● **Lesetext**
===============

Zur Begleitung der WTO-Verhandlungen fördert das UBA das Handelsprojekt der Arbeitsgemeinschaft Handel im Forum Umwelt und Entwicklung. Trägerorganisationen des Forums sind der Verband Entwicklungspolitik deutscher Nichtregierungsorganisationen (VENRO) und der DNR.

Aus umweltpolitischer Sicht besonders wichtig ist die Förderung umweltfreundlicher Verfahren und Produkte. Verbraucherinnen und Verbraucher sollten auch in Zukunft die Möglichkeit haben, sich mit Hilfe der Umweltkennzeichnung - wie etwa dem Umweltzeichen "Blauer Engel" in Deutschland - für umweltgerechte Produkte zu entscheiden. Verbraucherinformationen sind wichtig und verbessern die Markttransparenz. Die laufenden Verhandlungen müssen Rechtssicherheit hinsichtlich der Gestaltung und Nutzung von Umweltkennzeichen schaffen.

===============

● **Gegebene Daten**
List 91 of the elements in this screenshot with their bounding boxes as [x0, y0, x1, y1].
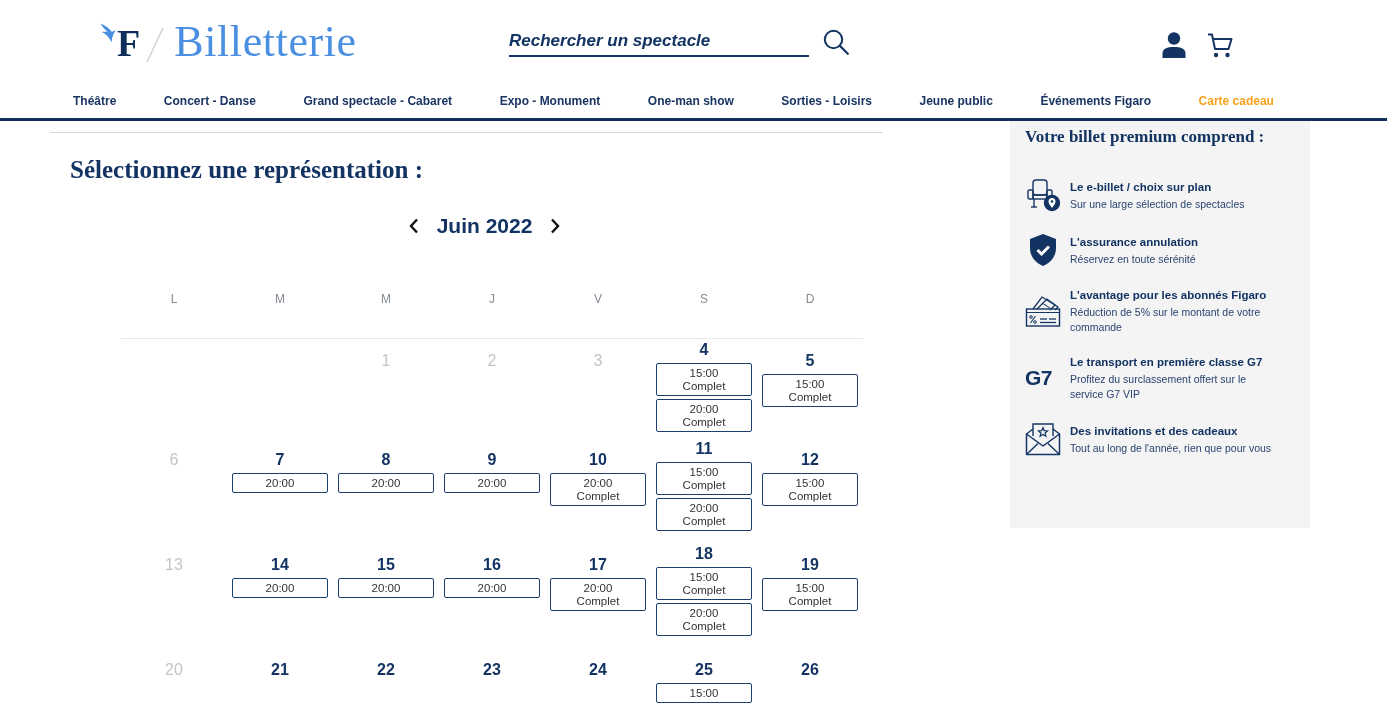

===============

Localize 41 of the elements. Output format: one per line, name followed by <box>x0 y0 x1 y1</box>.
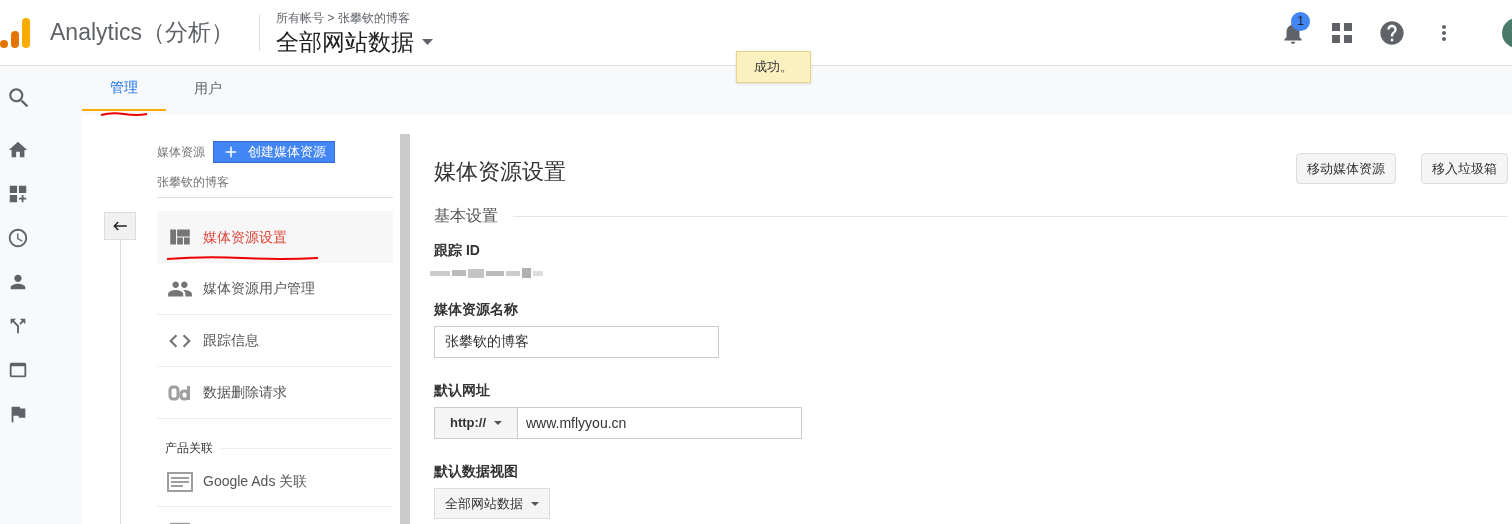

===============

● **Arbeitsauftrag**
Welche Organisationen werden im Lesetext als Trägerorganisationen des Forums Umwelt und Entwicklung genannt? Die Datensätze spielen hierfür keine Rolle.

● **Schriftliche Antwort**
Der Verband Entwicklungspolitik deutscher Nichtregierungsorganisationen (VENRO) und der DNR.